• **EXERCISE PROMPT**
Return all lines where the word "used" can be found.

• **MATERIAL FOR THE TASK**
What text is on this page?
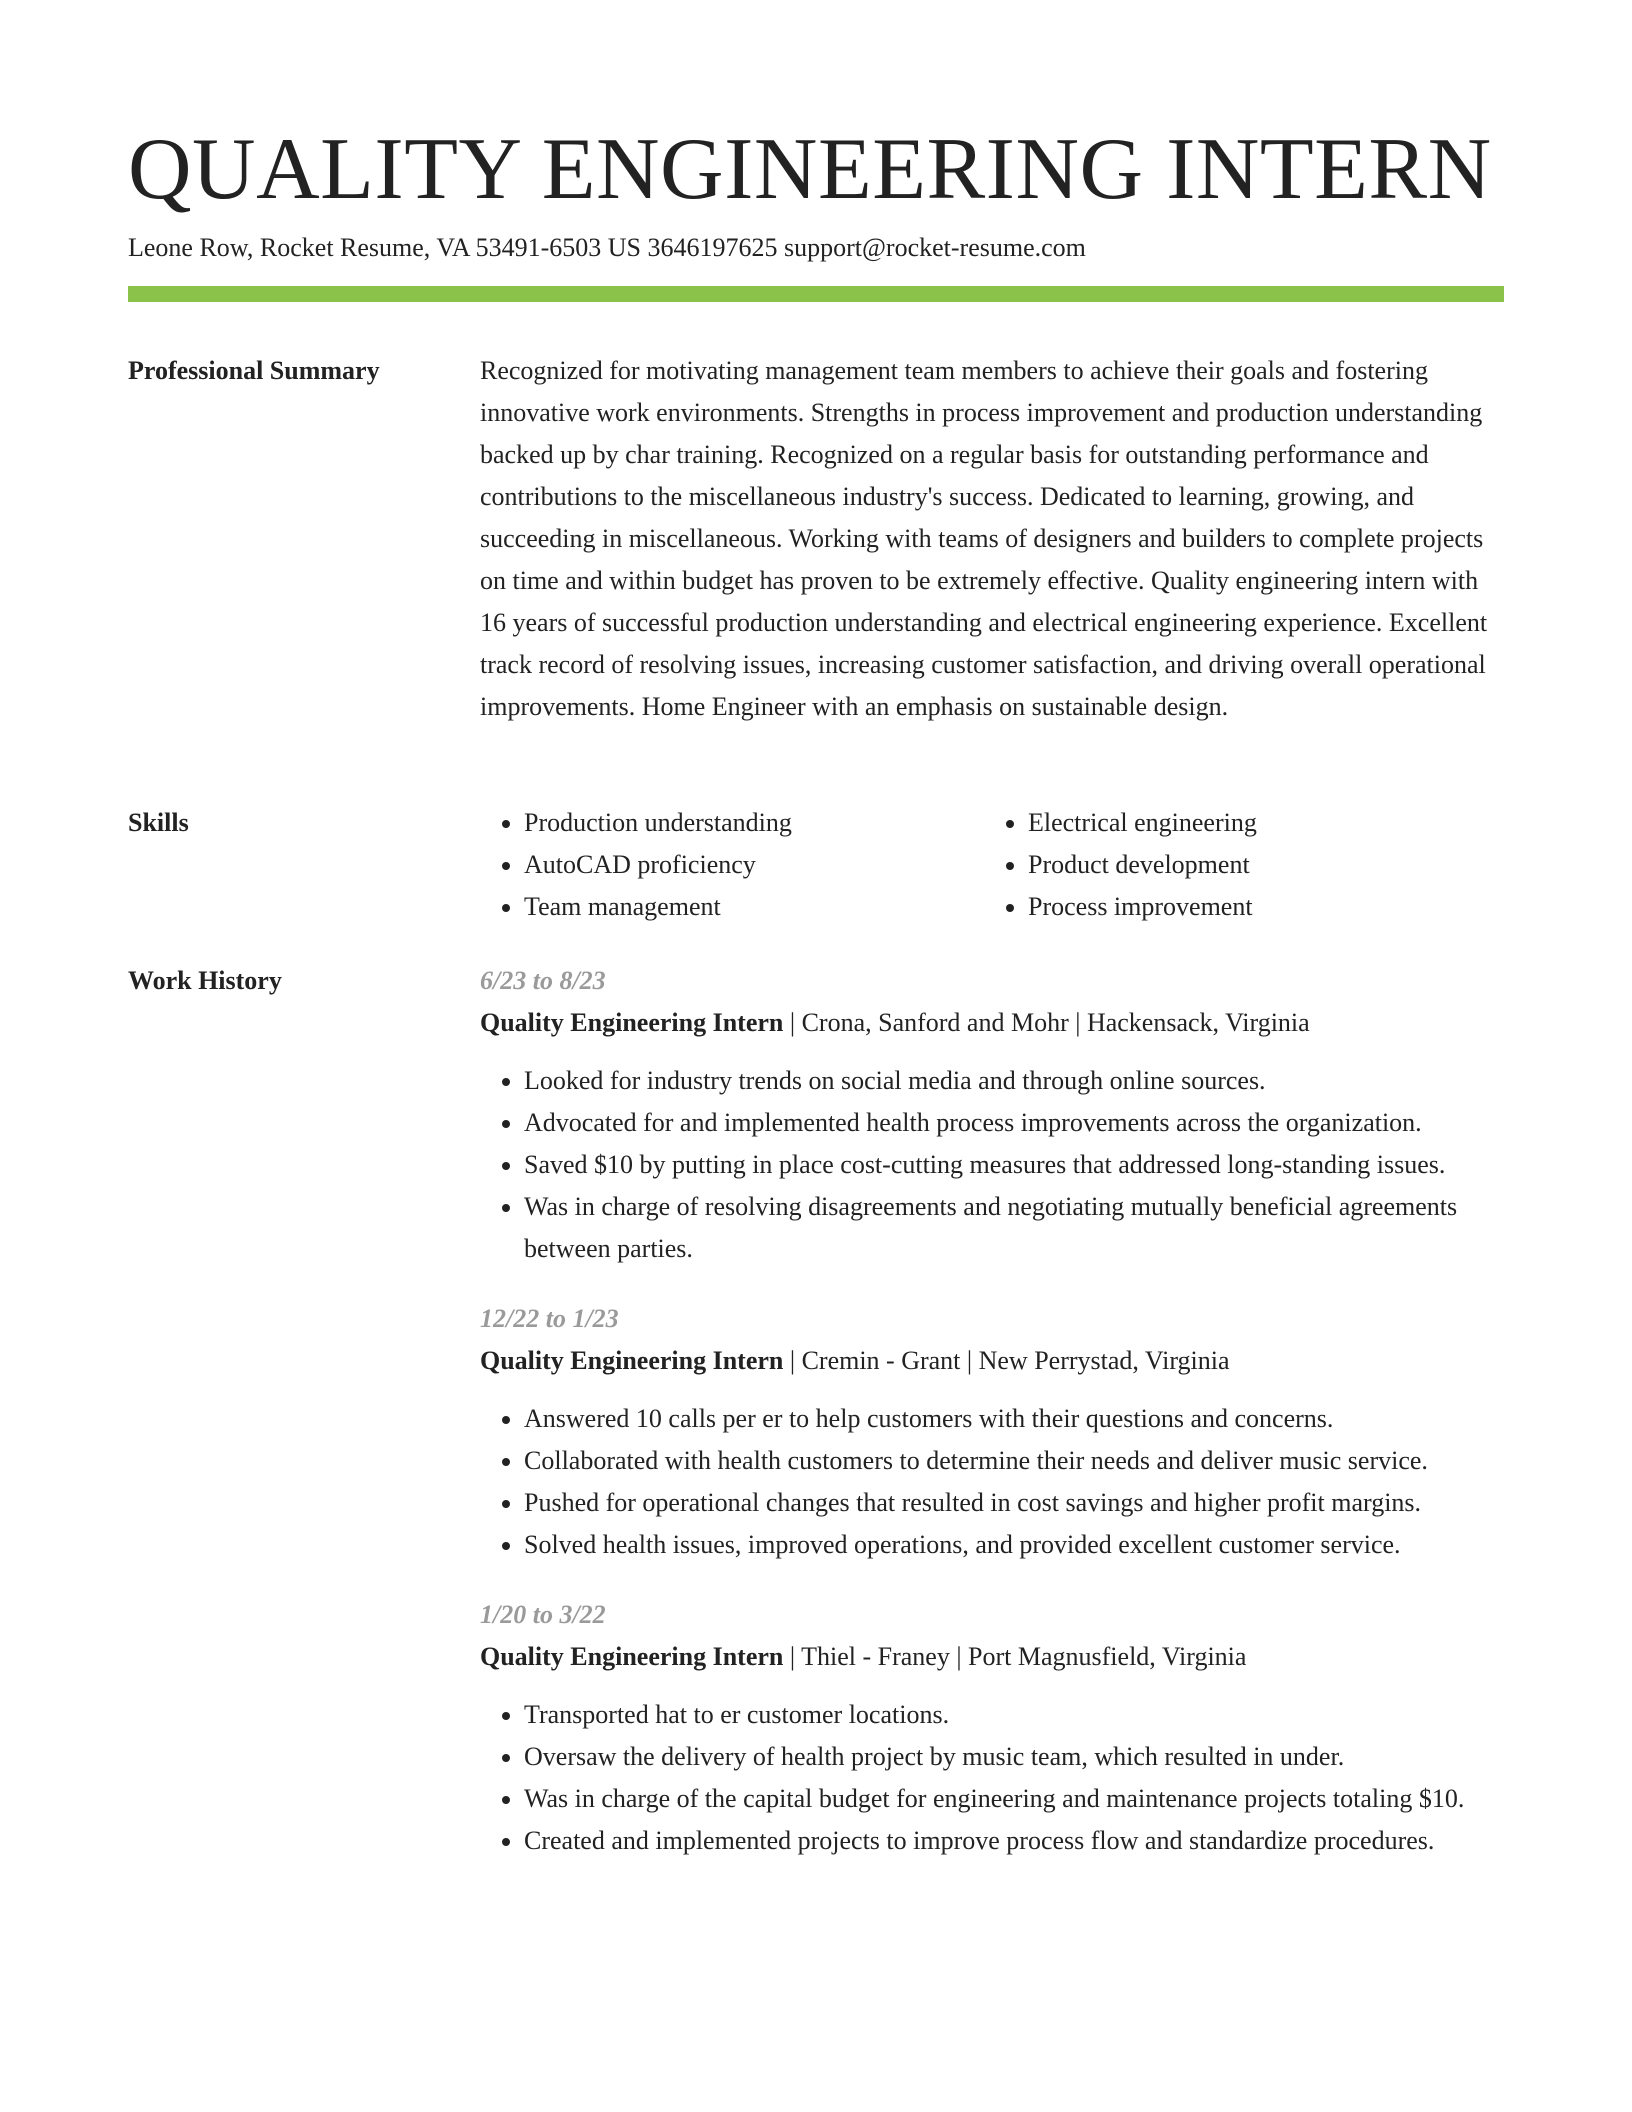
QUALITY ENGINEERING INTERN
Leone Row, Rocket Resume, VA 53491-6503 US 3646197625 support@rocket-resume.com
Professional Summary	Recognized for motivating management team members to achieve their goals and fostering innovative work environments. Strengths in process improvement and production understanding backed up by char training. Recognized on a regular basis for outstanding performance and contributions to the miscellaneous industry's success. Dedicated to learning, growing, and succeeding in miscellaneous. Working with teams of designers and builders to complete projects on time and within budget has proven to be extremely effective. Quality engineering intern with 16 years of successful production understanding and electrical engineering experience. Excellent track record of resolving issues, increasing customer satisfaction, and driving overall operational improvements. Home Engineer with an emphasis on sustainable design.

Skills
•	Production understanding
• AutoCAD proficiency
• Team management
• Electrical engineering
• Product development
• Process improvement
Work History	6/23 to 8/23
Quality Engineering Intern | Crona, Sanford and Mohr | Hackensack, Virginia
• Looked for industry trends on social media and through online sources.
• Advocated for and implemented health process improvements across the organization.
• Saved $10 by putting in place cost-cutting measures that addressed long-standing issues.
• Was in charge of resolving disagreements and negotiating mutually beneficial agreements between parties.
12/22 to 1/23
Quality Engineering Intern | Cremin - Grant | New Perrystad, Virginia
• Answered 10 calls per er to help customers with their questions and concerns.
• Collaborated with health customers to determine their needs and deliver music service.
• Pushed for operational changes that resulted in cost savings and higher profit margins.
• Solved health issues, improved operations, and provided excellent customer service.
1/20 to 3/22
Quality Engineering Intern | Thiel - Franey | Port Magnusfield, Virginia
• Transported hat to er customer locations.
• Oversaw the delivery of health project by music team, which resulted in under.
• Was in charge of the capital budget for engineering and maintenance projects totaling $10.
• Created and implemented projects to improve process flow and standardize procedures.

--

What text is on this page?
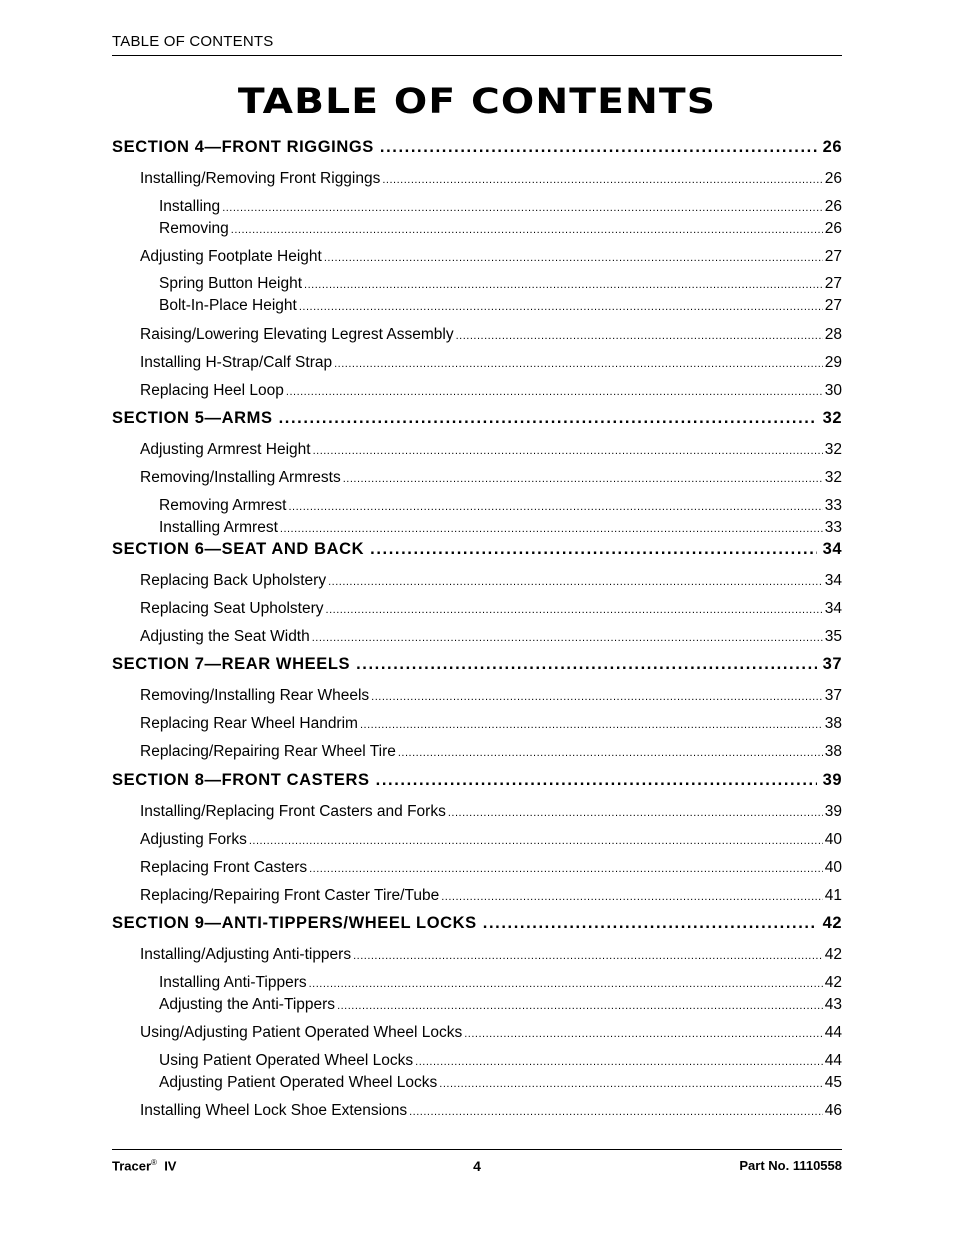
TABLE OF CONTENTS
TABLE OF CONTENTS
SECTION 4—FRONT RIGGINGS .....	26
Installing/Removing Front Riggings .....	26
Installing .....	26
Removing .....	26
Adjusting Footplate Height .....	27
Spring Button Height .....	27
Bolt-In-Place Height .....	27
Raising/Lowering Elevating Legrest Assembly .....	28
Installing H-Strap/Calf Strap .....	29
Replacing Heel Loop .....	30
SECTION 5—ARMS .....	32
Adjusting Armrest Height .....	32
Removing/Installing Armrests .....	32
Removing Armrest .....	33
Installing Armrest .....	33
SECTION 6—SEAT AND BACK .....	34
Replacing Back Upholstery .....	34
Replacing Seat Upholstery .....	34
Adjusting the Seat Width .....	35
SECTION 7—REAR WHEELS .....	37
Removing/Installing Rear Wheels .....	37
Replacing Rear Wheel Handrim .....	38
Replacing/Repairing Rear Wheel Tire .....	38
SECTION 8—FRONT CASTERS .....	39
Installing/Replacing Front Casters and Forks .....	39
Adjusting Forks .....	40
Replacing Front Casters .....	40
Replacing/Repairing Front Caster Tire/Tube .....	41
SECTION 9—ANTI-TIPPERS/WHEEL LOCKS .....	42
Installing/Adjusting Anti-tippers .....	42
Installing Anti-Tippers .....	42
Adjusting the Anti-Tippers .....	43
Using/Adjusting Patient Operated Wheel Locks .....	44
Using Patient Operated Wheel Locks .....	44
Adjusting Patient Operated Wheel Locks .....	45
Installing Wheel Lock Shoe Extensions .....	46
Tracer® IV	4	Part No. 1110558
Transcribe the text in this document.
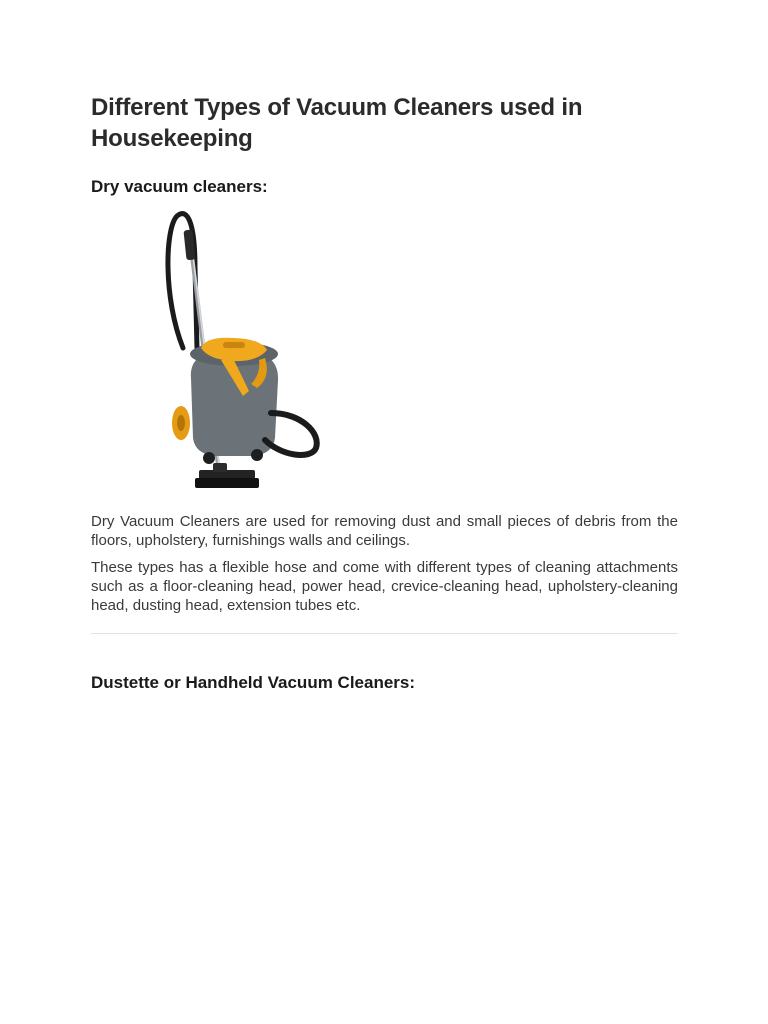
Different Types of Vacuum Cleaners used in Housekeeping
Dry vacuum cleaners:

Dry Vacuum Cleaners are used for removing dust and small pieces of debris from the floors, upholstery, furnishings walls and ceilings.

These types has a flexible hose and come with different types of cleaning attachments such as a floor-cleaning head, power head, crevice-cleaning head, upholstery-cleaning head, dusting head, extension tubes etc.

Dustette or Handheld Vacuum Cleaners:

==

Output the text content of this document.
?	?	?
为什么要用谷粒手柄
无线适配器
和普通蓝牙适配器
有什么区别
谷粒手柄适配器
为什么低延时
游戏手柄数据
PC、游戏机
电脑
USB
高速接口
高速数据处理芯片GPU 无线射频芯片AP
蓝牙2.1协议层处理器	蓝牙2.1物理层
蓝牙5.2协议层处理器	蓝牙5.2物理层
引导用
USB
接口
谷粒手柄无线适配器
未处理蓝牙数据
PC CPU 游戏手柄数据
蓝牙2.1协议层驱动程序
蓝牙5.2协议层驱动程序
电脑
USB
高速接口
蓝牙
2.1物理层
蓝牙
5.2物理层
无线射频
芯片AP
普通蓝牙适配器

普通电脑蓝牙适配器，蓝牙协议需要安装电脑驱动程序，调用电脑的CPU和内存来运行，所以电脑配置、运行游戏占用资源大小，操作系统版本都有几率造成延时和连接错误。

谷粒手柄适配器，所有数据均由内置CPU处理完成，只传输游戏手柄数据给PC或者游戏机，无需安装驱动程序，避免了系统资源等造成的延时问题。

• **EXERCISE RESULT**
Different Types of Vacuum Cleaners used in Housekeeping
Dry Vacuum Cleaners are used for removing dust and small pieces of debris from the floors, upholstery, furnishings walls and ceilings.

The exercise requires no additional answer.